[Extracts from a graphics dataset]
# # # # #

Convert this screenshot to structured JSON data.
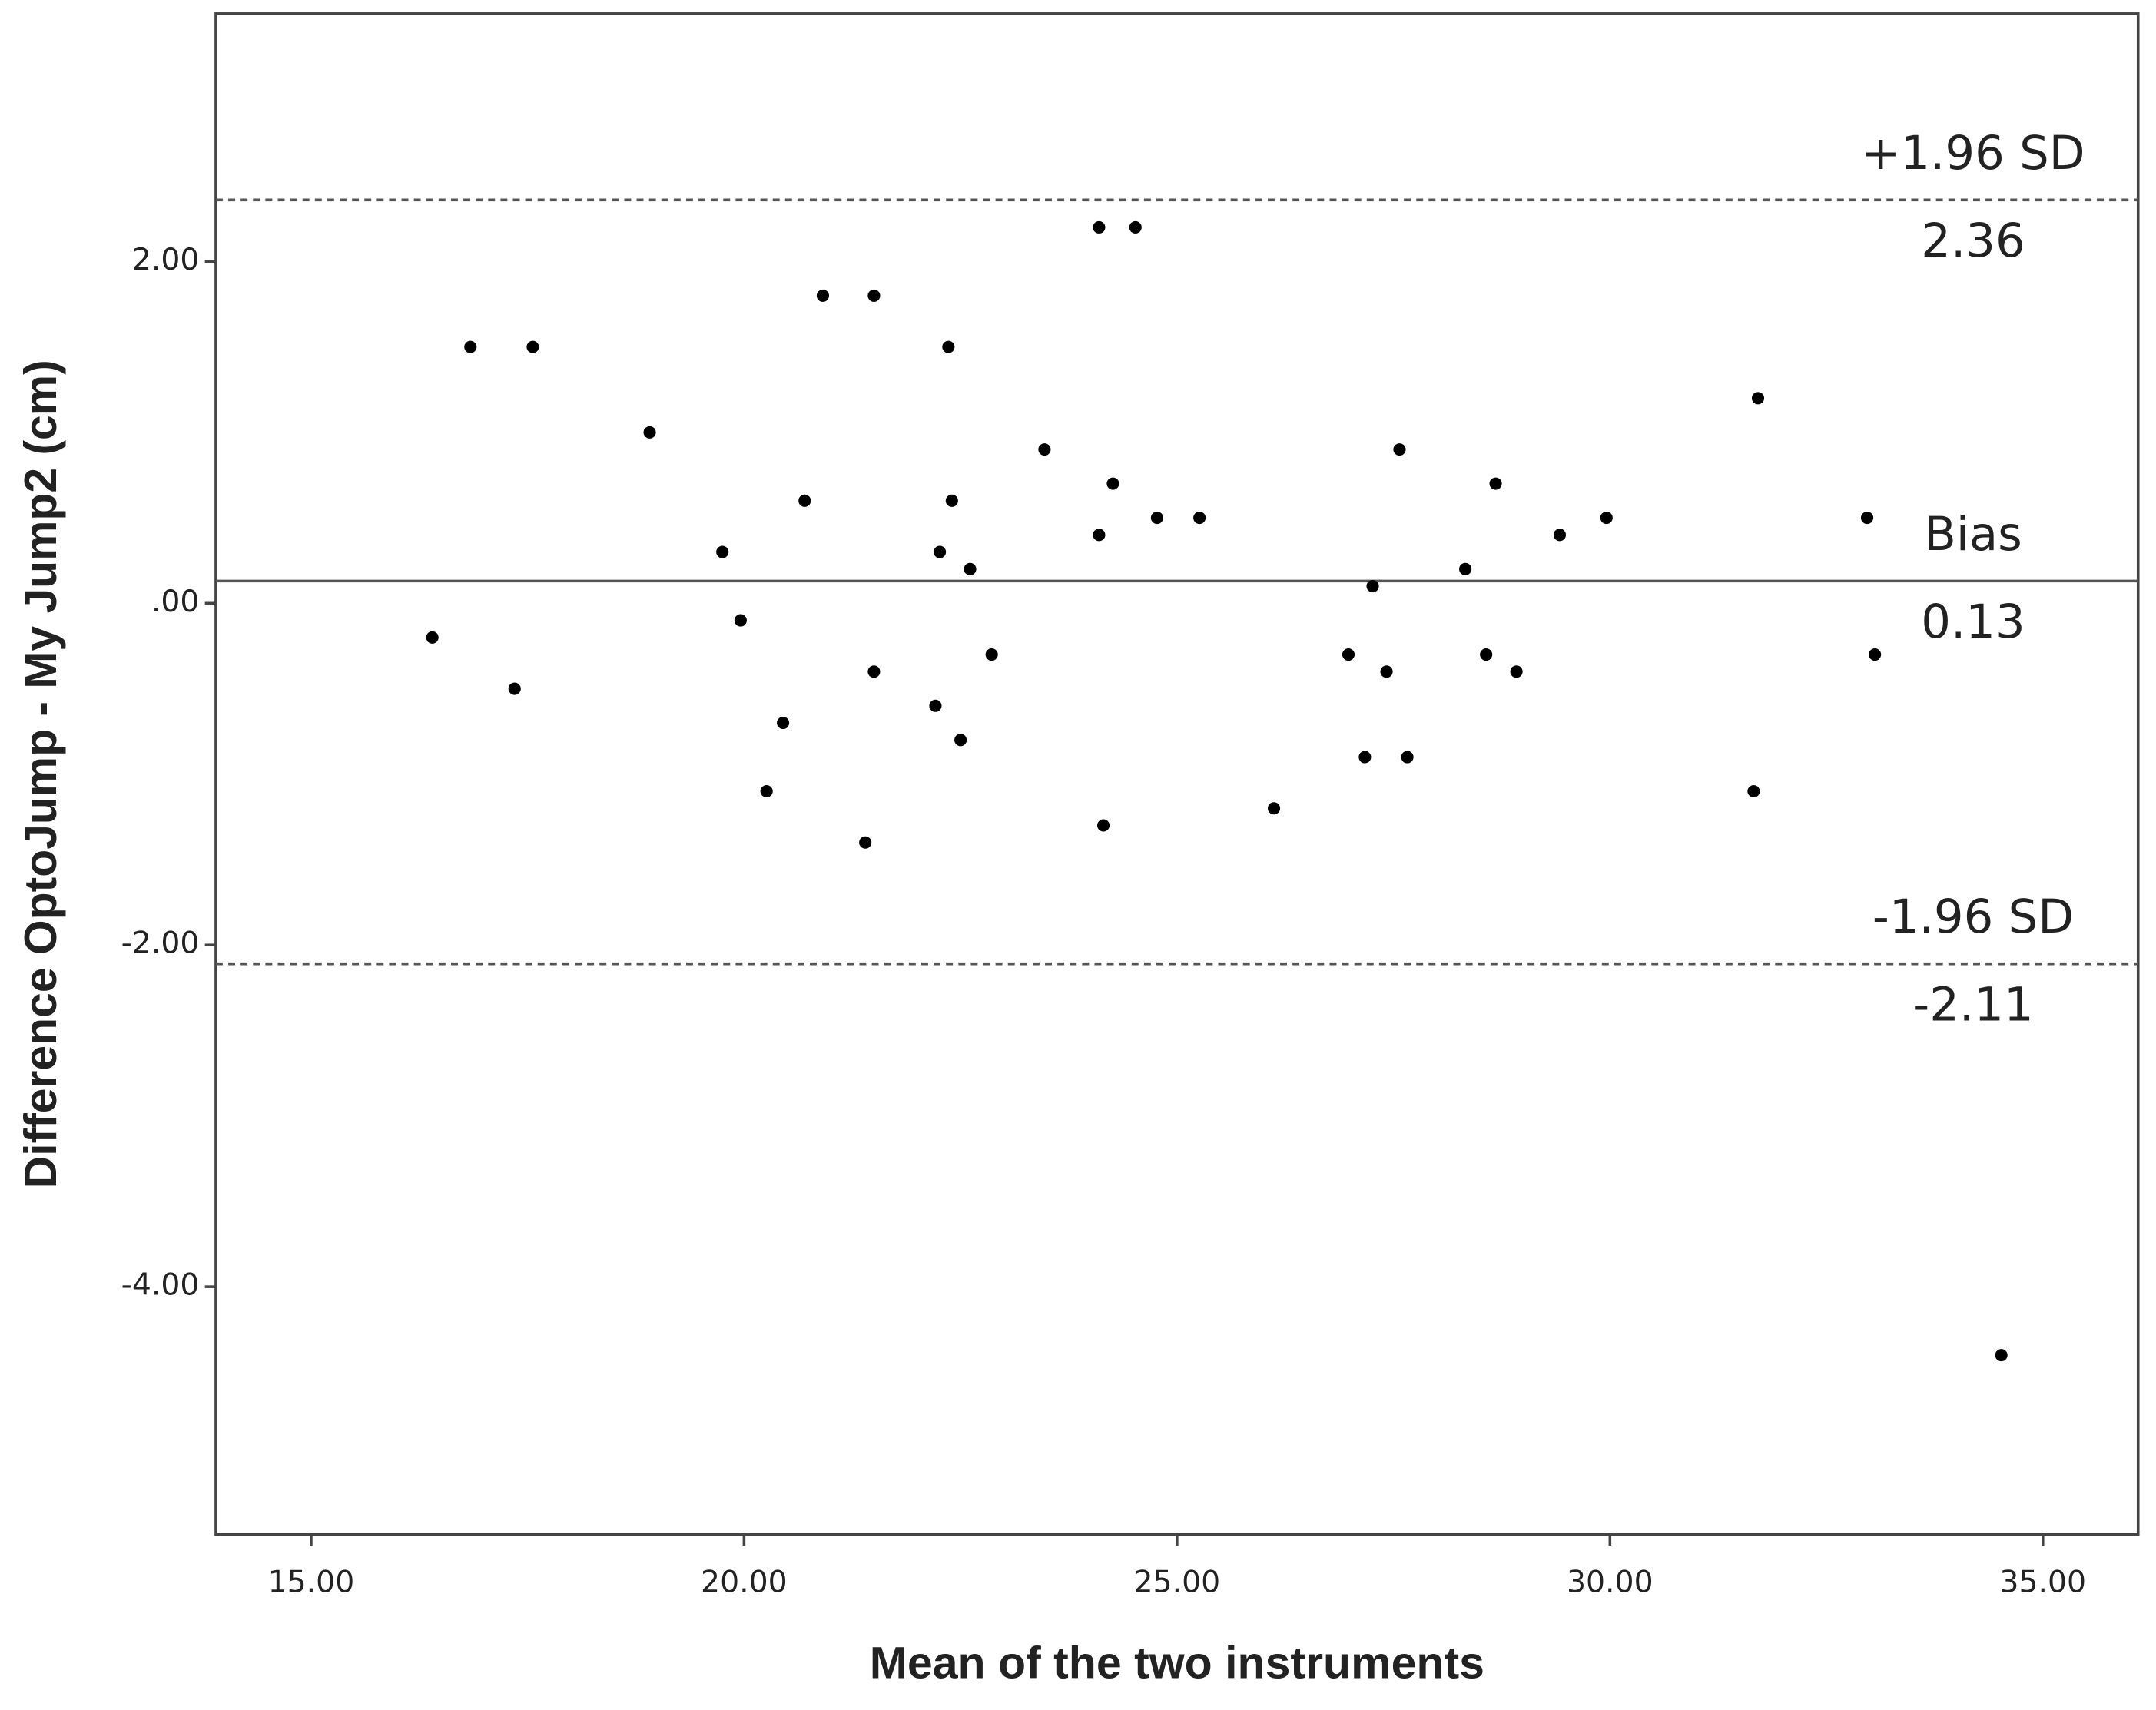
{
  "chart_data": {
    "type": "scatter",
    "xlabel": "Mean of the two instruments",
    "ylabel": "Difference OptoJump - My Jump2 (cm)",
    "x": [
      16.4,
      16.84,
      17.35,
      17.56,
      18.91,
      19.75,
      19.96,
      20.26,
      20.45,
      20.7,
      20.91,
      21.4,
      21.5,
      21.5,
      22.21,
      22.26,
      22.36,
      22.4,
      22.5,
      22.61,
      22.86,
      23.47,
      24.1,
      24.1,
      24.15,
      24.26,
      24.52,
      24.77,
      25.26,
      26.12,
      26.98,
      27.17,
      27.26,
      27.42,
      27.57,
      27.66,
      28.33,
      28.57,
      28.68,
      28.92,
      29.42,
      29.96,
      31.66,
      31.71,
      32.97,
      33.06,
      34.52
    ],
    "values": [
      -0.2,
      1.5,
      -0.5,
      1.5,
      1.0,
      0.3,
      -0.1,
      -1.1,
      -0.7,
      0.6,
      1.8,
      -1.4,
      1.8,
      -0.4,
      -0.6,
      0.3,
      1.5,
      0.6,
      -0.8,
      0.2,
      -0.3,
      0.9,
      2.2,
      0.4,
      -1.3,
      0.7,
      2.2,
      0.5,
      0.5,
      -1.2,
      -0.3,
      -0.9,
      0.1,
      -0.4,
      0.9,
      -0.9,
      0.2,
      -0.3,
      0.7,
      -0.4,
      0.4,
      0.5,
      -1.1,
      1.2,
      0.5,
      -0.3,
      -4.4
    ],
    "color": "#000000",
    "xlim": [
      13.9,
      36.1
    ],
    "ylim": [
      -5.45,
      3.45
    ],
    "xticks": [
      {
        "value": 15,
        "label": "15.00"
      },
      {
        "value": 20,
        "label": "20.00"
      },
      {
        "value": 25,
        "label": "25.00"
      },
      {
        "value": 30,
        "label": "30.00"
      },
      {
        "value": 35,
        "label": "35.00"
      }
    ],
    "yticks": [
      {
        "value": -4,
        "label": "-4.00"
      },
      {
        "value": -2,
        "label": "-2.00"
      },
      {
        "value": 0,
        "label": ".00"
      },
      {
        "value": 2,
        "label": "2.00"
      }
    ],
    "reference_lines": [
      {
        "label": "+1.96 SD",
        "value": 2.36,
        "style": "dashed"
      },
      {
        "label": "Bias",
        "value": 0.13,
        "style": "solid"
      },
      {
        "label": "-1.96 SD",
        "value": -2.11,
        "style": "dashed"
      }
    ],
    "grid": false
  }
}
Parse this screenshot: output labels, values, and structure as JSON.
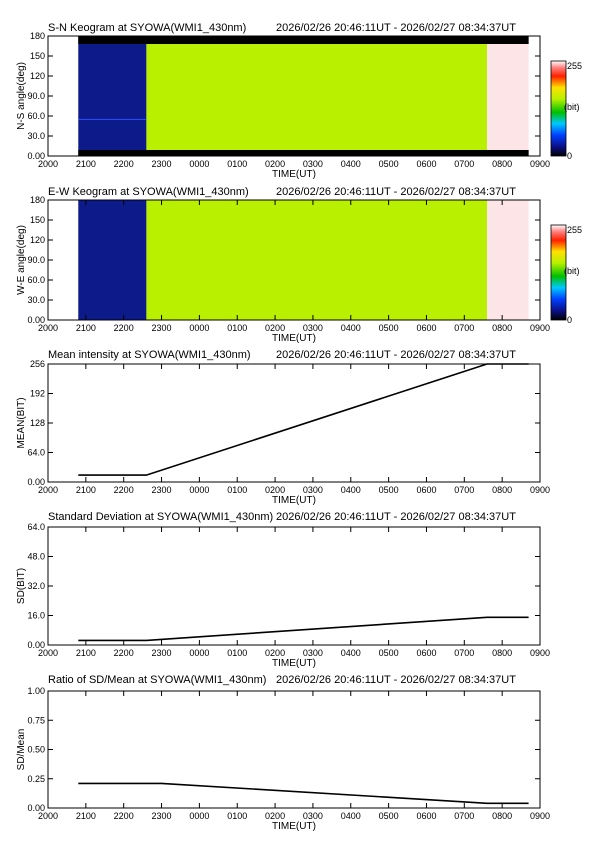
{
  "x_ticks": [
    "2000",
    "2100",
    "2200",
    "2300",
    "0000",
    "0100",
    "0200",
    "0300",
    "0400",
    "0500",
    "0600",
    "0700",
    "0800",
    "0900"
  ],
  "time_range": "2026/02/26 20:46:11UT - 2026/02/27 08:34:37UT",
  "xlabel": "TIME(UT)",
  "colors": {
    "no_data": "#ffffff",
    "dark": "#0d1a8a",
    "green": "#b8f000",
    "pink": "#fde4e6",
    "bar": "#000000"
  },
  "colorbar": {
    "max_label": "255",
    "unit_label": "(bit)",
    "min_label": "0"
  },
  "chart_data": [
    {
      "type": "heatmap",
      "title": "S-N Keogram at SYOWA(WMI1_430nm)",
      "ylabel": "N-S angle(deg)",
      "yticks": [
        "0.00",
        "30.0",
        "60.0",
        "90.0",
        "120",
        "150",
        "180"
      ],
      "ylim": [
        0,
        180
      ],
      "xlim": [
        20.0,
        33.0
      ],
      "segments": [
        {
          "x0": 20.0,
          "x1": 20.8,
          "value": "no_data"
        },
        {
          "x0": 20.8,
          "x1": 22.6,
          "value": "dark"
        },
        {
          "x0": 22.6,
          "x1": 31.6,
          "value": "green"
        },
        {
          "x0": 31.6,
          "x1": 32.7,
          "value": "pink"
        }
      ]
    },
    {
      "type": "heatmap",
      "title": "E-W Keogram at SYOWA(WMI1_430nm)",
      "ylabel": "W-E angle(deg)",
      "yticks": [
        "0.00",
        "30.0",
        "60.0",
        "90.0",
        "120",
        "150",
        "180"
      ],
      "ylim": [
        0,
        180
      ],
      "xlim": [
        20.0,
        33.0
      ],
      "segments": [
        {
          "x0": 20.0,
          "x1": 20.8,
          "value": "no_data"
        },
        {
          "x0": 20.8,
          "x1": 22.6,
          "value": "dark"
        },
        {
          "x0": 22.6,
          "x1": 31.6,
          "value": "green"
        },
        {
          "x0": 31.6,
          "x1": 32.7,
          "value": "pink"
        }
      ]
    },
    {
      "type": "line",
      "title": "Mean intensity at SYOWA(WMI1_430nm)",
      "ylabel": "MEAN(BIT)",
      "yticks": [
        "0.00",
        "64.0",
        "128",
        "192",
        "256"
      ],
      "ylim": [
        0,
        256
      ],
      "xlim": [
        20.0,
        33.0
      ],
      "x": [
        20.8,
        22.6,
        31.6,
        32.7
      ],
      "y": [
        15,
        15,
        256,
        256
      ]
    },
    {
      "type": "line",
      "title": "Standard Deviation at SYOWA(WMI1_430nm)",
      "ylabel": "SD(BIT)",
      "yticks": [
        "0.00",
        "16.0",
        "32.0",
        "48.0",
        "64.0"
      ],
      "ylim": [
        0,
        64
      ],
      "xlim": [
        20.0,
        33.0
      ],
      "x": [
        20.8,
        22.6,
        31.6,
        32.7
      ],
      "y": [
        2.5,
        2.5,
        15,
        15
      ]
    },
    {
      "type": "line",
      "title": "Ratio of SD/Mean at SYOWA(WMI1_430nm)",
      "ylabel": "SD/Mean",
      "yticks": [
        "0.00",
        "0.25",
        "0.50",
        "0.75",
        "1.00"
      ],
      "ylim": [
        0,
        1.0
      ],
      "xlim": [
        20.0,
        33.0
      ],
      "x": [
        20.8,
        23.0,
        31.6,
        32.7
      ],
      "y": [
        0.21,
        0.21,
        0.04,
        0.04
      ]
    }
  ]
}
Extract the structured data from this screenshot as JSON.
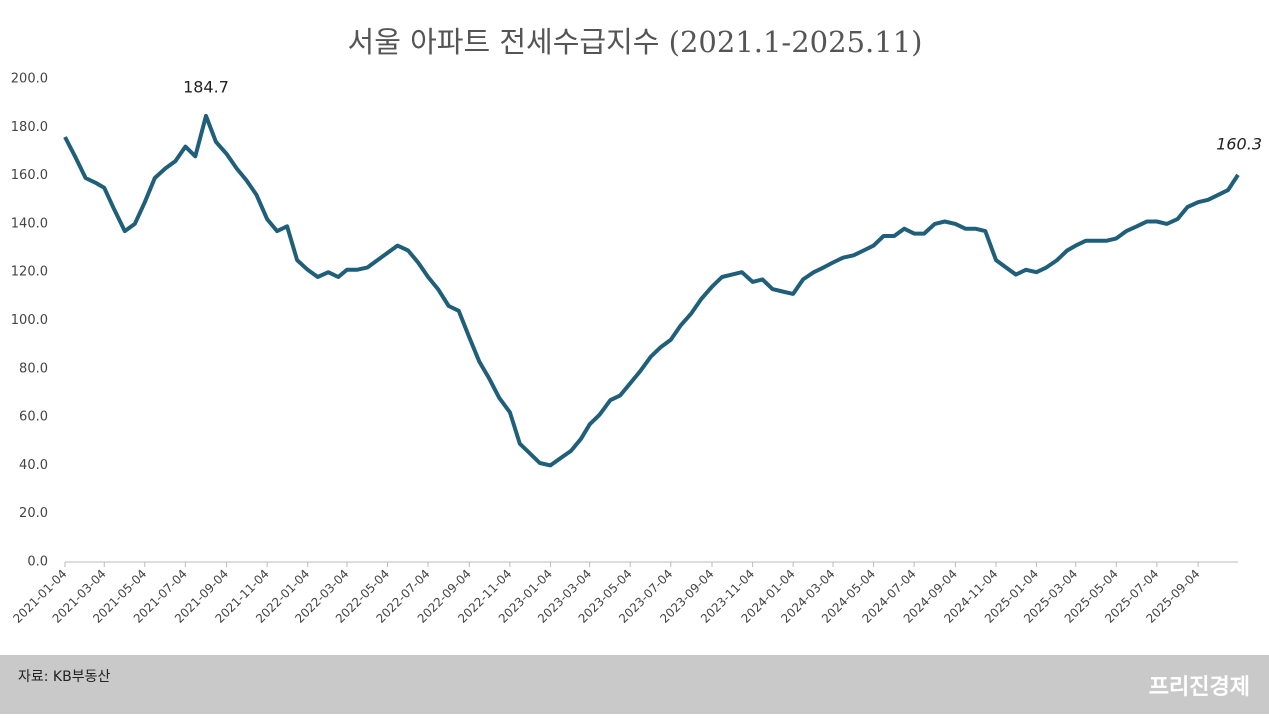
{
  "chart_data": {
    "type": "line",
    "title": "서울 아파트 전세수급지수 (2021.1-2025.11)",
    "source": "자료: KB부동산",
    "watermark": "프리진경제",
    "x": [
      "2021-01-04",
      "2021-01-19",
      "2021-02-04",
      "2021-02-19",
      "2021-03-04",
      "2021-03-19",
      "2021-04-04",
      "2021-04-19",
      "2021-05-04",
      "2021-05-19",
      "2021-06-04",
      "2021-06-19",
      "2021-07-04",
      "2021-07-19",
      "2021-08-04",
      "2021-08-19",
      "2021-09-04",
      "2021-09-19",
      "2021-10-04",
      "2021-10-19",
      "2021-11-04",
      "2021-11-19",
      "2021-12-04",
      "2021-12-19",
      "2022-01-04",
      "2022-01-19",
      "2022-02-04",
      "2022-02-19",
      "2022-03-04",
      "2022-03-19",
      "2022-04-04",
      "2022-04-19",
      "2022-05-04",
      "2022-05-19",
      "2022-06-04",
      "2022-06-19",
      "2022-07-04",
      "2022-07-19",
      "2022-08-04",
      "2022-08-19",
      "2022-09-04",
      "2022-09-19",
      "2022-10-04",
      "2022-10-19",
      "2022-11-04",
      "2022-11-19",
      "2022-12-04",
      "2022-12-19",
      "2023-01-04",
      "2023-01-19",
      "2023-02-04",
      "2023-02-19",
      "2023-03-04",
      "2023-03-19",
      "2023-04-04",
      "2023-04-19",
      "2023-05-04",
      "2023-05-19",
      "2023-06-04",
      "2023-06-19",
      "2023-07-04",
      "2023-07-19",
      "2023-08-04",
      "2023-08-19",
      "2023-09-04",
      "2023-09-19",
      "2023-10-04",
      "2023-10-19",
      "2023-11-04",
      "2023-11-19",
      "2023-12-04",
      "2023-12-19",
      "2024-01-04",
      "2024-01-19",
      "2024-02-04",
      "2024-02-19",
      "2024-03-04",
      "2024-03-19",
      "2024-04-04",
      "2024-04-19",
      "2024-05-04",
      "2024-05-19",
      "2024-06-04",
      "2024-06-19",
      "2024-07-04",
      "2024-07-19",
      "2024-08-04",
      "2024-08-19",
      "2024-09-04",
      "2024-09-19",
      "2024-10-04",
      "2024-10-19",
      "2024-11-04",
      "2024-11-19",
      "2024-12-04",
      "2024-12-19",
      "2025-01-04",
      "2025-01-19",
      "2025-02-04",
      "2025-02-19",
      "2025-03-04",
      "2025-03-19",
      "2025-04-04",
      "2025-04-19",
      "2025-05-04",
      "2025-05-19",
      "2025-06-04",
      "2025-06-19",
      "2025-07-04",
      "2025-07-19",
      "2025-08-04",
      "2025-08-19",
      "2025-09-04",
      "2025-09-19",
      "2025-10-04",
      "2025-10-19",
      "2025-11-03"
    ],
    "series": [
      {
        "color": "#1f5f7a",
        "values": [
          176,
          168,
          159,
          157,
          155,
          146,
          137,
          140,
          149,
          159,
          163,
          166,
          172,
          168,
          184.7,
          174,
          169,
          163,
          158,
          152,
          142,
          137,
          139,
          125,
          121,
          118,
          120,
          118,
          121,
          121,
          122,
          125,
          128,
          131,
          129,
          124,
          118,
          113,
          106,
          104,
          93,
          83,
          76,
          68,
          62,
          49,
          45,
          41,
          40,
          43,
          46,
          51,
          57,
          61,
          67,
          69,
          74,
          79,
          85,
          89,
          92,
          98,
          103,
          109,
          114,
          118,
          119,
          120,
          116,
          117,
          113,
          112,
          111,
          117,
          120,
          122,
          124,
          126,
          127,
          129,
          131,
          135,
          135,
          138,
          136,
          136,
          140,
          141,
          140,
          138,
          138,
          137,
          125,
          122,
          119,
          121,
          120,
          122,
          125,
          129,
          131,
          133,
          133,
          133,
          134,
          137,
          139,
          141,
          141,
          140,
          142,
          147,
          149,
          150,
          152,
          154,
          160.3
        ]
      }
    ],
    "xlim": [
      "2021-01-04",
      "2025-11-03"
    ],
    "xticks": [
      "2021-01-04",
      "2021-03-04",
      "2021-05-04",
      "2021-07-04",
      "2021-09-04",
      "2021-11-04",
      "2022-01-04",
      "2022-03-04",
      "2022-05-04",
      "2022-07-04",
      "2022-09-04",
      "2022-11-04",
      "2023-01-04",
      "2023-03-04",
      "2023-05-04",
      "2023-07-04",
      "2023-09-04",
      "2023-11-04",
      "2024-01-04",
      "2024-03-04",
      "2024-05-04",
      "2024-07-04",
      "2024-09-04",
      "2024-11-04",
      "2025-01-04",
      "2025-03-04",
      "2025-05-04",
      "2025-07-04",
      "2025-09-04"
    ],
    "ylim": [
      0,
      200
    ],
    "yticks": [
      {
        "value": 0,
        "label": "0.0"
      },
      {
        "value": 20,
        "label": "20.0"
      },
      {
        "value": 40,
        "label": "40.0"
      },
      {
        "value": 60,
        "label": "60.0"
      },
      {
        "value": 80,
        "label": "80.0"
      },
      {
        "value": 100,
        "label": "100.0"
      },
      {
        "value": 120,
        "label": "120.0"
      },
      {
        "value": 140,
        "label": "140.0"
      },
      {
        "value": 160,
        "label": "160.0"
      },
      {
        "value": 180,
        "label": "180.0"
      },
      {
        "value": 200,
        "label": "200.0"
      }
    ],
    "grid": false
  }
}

# # # # #

STATED TASK: Among the records above, how many lines carry the string "values"? Reply with the number alone.

ANSWER TO THIS PROBLEM: 3